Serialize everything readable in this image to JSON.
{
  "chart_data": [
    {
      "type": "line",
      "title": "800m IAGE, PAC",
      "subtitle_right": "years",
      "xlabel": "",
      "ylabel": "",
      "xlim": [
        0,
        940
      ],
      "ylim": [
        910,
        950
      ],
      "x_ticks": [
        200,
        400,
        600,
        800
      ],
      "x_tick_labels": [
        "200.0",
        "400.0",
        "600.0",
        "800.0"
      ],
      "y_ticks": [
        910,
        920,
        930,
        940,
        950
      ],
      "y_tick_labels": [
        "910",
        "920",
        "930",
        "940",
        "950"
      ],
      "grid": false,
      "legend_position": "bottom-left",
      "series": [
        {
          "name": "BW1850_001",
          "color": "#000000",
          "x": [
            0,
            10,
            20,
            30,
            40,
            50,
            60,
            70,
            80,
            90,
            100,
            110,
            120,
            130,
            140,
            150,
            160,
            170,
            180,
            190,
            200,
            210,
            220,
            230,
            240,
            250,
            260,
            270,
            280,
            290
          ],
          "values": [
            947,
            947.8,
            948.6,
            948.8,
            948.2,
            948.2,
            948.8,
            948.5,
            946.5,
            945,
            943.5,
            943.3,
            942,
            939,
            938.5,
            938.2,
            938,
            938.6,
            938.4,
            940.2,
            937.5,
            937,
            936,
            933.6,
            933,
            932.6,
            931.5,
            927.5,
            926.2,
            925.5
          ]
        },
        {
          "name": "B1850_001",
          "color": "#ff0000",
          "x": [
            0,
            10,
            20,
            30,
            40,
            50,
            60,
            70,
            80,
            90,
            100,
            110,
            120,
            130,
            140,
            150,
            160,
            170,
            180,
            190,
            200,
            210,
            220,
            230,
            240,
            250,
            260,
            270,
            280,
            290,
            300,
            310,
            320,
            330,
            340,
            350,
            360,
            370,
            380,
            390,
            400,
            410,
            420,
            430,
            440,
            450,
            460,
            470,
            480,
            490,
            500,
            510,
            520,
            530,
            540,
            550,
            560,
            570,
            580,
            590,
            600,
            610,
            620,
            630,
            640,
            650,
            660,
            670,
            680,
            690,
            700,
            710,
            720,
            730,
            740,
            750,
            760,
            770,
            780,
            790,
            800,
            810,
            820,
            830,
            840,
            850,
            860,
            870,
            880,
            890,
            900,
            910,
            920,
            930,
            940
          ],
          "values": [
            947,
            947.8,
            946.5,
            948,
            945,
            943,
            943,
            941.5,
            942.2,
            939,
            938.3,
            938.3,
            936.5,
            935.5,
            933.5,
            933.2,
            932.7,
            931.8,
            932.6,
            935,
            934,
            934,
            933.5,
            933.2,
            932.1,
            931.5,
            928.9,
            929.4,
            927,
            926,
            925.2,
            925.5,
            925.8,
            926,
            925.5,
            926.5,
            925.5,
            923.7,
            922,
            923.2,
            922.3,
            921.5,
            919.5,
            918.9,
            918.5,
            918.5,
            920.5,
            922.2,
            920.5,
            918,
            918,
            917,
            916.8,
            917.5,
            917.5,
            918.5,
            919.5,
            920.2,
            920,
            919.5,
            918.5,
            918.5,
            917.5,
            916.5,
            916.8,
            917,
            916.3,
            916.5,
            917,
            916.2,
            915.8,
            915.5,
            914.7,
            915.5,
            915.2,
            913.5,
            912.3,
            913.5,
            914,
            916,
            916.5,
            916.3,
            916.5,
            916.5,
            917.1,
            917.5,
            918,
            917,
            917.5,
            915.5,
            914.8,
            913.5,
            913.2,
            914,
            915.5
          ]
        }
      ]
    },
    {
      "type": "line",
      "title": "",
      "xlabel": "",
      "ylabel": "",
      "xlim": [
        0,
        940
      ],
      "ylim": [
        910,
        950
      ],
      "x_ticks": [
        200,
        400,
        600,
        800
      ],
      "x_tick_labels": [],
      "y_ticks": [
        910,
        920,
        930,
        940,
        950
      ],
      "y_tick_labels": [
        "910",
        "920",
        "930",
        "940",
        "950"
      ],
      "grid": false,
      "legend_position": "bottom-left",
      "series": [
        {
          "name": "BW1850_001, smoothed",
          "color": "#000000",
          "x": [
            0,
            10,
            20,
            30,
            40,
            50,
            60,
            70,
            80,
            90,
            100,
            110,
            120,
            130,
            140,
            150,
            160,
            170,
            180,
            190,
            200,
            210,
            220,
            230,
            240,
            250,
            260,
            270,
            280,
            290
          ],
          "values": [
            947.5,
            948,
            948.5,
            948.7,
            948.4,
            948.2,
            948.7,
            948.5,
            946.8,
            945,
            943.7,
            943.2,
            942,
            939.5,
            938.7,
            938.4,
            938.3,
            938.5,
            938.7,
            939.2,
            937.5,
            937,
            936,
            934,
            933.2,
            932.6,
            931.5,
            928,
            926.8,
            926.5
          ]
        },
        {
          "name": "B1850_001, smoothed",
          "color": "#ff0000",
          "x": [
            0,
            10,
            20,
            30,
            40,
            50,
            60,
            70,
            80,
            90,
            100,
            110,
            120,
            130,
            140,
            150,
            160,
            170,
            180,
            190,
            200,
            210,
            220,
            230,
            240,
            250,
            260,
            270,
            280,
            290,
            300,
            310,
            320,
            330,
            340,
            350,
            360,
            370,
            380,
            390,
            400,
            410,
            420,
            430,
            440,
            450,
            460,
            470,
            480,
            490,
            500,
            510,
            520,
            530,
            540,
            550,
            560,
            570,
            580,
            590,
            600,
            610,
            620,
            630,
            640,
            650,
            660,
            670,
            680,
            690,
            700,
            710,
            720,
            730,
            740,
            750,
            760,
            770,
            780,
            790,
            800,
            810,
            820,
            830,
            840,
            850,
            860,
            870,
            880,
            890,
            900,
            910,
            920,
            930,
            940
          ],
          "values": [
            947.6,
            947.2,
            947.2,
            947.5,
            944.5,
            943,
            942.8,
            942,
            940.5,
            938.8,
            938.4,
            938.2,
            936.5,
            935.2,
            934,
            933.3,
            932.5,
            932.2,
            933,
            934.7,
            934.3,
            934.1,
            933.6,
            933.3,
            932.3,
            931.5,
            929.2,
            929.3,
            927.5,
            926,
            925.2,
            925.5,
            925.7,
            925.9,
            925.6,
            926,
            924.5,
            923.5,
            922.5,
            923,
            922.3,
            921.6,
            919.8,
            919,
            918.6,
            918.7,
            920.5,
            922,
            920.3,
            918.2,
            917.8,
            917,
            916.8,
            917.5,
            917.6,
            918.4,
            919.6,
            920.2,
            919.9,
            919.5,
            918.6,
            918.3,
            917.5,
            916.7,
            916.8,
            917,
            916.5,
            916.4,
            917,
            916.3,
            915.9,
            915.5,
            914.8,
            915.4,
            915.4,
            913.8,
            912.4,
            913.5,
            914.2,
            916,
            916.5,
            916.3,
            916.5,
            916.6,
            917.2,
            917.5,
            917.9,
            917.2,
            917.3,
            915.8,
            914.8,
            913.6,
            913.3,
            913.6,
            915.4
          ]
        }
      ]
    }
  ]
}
++++++++++++++++++++
Restate the data above word for word.

Serialize everything readable in this image to JSON.
{
  "chart_data": [
    {
      "type": "line",
      "title": "800m IAGE, PAC",
      "subtitle_right": "years",
      "xlabel": "",
      "ylabel": "",
      "xlim": [
        0,
        940
      ],
      "ylim": [
        910,
        950
      ],
      "x_ticks": [
        200,
        400,
        600,
        800
      ],
      "x_tick_labels": [
        "200.0",
        "400.0",
        "600.0",
        "800.0"
      ],
      "y_ticks": [
        910,
        920,
        930,
        940,
        950
      ],
      "y_tick_labels": [
        "910",
        "920",
        "930",
        "940",
        "950"
      ],
      "grid": false,
      "legend_position": "bottom-left",
      "series": [
        {
          "name": "BW1850_001",
          "color": "#000000",
          "x": [
            0,
            10,
            20,
            30,
            40,
            50,
            60,
            70,
            80,
            90,
            100,
            110,
            120,
            130,
            140,
            150,
            160,
            170,
            180,
            190,
            200,
            210,
            220,
            230,
            240,
            250,
            260,
            270,
            280,
            290
          ],
          "values": [
            947,
            947.8,
            948.6,
            948.8,
            948.2,
            948.2,
            948.8,
            948.5,
            946.5,
            945,
            943.5,
            943.3,
            942,
            939,
            938.5,
            938.2,
            938,
            938.6,
            938.4,
            940.2,
            937.5,
            937,
            936,
            933.6,
            933,
            932.6,
            931.5,
            927.5,
            926.2,
            925.5
          ]
        },
        {
          "name": "B1850_001",
          "color": "#ff0000",
          "x": [
            0,
            10,
            20,
            30,
            40,
            50,
            60,
            70,
            80,
            90,
            100,
            110,
            120,
            130,
            140,
            150,
            160,
            170,
            180,
            190,
            200,
            210,
            220,
            230,
            240,
            250,
            260,
            270,
            280,
            290,
            300,
            310,
            320,
            330,
            340,
            350,
            360,
            370,
            380,
            390,
            400,
            410,
            420,
            430,
            440,
            450,
            460,
            470,
            480,
            490,
            500,
            510,
            520,
            530,
            540,
            550,
            560,
            570,
            580,
            590,
            600,
            610,
            620,
            630,
            640,
            650,
            660,
            670,
            680,
            690,
            700,
            710,
            720,
            730,
            740,
            750,
            760,
            770,
            780,
            790,
            800,
            810,
            820,
            830,
            840,
            850,
            860,
            870,
            880,
            890,
            900,
            910,
            920,
            930,
            940
          ],
          "values": [
            947,
            947.8,
            946.5,
            948,
            945,
            943,
            943,
            941.5,
            942.2,
            939,
            938.3,
            938.3,
            936.5,
            935.5,
            933.5,
            933.2,
            932.7,
            931.8,
            932.6,
            935,
            934,
            934,
            933.5,
            933.2,
            932.1,
            931.5,
            928.9,
            929.4,
            927,
            926,
            925.2,
            925.5,
            925.8,
            926,
            925.5,
            926.5,
            925.5,
            923.7,
            922,
            923.2,
            922.3,
            921.5,
            919.5,
            918.9,
            918.5,
            918.5,
            920.5,
            922.2,
            920.5,
            918,
            918,
            917,
            916.8,
            917.5,
            917.5,
            918.5,
            919.5,
            920.2,
            920,
            919.5,
            918.5,
            918.5,
            917.5,
            916.5,
            916.8,
            917,
            916.3,
            916.5,
            917,
            916.2,
            915.8,
            915.5,
            914.7,
            915.5,
            915.2,
            913.5,
            912.3,
            913.5,
            914,
            916,
            916.5,
            916.3,
            916.5,
            916.5,
            917.1,
            917.5,
            918,
            917,
            917.5,
            915.5,
            914.8,
            913.5,
            913.2,
            914,
            915.5
          ]
        }
      ]
    },
    {
      "type": "line",
      "title": "",
      "xlabel": "",
      "ylabel": "",
      "xlim": [
        0,
        940
      ],
      "ylim": [
        910,
        950
      ],
      "x_ticks": [
        200,
        400,
        600,
        800
      ],
      "x_tick_labels": [],
      "y_ticks": [
        910,
        920,
        930,
        940,
        950
      ],
      "y_tick_labels": [
        "910",
        "920",
        "930",
        "940",
        "950"
      ],
      "grid": false,
      "legend_position": "bottom-left",
      "series": [
        {
          "name": "BW1850_001, smoothed",
          "color": "#000000",
          "x": [
            0,
            10,
            20,
            30,
            40,
            50,
            60,
            70,
            80,
            90,
            100,
            110,
            120,
            130,
            140,
            150,
            160,
            170,
            180,
            190,
            200,
            210,
            220,
            230,
            240,
            250,
            260,
            270,
            280,
            290
          ],
          "values": [
            947.5,
            948,
            948.5,
            948.7,
            948.4,
            948.2,
            948.7,
            948.5,
            946.8,
            945,
            943.7,
            943.2,
            942,
            939.5,
            938.7,
            938.4,
            938.3,
            938.5,
            938.7,
            939.2,
            937.5,
            937,
            936,
            934,
            933.2,
            932.6,
            931.5,
            928,
            926.8,
            926.5
          ]
        },
        {
          "name": "B1850_001, smoothed",
          "color": "#ff0000",
          "x": [
            0,
            10,
            20,
            30,
            40,
            50,
            60,
            70,
            80,
            90,
            100,
            110,
            120,
            130,
            140,
            150,
            160,
            170,
            180,
            190,
            200,
            210,
            220,
            230,
            240,
            250,
            260,
            270,
            280,
            290,
            300,
            310,
            320,
            330,
            340,
            350,
            360,
            370,
            380,
            390,
            400,
            410,
            420,
            430,
            440,
            450,
            460,
            470,
            480,
            490,
            500,
            510,
            520,
            530,
            540,
            550,
            560,
            570,
            580,
            590,
            600,
            610,
            620,
            630,
            640,
            650,
            660,
            670,
            680,
            690,
            700,
            710,
            720,
            730,
            740,
            750,
            760,
            770,
            780,
            790,
            800,
            810,
            820,
            830,
            840,
            850,
            860,
            870,
            880,
            890,
            900,
            910,
            920,
            930,
            940
          ],
          "values": [
            947.6,
            947.2,
            947.2,
            947.5,
            944.5,
            943,
            942.8,
            942,
            940.5,
            938.8,
            938.4,
            938.2,
            936.5,
            935.2,
            934,
            933.3,
            932.5,
            932.2,
            933,
            934.7,
            934.3,
            934.1,
            933.6,
            933.3,
            932.3,
            931.5,
            929.2,
            929.3,
            927.5,
            926,
            925.2,
            925.5,
            925.7,
            925.9,
            925.6,
            926,
            924.5,
            923.5,
            922.5,
            923,
            922.3,
            921.6,
            919.8,
            919,
            918.6,
            918.7,
            920.5,
            922,
            920.3,
            918.2,
            917.8,
            917,
            916.8,
            917.5,
            917.6,
            918.4,
            919.6,
            920.2,
            919.9,
            919.5,
            918.6,
            918.3,
            917.5,
            916.7,
            916.8,
            917,
            916.5,
            916.4,
            917,
            916.3,
            915.9,
            915.5,
            914.8,
            915.4,
            915.4,
            913.8,
            912.4,
            913.5,
            914.2,
            916,
            916.5,
            916.3,
            916.5,
            916.6,
            917.2,
            917.5,
            917.9,
            917.2,
            917.3,
            915.8,
            914.8,
            913.6,
            913.3,
            913.6,
            915.4
          ]
        }
      ]
    }
  ]
}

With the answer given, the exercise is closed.